(Records shown)
┌──

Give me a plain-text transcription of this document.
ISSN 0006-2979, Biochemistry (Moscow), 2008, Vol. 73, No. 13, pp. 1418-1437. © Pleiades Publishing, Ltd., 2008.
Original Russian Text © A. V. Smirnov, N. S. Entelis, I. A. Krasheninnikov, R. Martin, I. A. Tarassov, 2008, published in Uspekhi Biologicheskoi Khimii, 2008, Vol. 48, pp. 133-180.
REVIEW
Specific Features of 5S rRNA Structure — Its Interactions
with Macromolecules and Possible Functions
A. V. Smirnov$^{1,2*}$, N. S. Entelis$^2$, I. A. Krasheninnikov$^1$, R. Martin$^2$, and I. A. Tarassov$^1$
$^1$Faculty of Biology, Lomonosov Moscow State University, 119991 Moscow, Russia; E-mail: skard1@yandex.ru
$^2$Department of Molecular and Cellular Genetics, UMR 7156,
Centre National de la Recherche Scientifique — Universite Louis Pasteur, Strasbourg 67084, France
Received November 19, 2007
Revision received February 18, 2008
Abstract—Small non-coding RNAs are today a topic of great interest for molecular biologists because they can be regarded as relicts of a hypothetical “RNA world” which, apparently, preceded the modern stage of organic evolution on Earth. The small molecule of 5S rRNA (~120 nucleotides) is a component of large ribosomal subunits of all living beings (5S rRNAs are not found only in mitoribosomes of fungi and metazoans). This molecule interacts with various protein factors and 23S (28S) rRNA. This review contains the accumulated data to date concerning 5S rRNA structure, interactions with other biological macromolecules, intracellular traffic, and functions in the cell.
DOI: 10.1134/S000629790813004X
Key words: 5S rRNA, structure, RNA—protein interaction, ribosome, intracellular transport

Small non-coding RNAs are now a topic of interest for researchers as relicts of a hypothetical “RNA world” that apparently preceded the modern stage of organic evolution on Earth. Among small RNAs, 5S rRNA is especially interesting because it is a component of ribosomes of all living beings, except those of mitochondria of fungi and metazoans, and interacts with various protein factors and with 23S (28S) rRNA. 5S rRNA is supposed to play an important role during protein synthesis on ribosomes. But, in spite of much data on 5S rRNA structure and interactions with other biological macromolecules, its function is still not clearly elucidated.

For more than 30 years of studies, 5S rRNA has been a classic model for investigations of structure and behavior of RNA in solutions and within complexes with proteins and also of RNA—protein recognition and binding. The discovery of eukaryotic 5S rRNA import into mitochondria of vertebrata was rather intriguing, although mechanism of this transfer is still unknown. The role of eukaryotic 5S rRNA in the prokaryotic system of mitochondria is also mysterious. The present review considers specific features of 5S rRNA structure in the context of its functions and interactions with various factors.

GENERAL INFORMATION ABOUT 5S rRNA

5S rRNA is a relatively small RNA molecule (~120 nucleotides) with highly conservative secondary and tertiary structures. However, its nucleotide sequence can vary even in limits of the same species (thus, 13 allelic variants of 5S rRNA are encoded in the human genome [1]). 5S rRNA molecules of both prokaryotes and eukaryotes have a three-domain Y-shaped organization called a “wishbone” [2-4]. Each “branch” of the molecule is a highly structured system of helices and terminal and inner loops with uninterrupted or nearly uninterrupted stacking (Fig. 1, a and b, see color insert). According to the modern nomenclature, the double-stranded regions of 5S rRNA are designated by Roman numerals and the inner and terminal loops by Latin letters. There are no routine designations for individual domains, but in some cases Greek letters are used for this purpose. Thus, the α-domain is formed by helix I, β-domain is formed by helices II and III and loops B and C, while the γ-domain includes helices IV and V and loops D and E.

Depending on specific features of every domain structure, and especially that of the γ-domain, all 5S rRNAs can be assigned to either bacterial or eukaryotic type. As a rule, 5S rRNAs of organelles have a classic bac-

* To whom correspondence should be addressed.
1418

└──

(Task brief) Filter the data down to the lines that contain the string "Krasheninnikov", and copy them.

(Exercise response)
Original Russian Text © A. V. Smirnov, N. S. Entelis, I. A. Krasheninnikov, R. Martin, I. A. Tarassov, 2008, published in Uspekhi Biologicheskoi Khimii, 2008, Vol. 48, pp. 133-180.
A. V. Smirnov$^{1,2*}$, N. S. Entelis$^2$, I. A. Krasheninnikov$^1$, R. Martin$^2$, and I. A. Tarassov$^1$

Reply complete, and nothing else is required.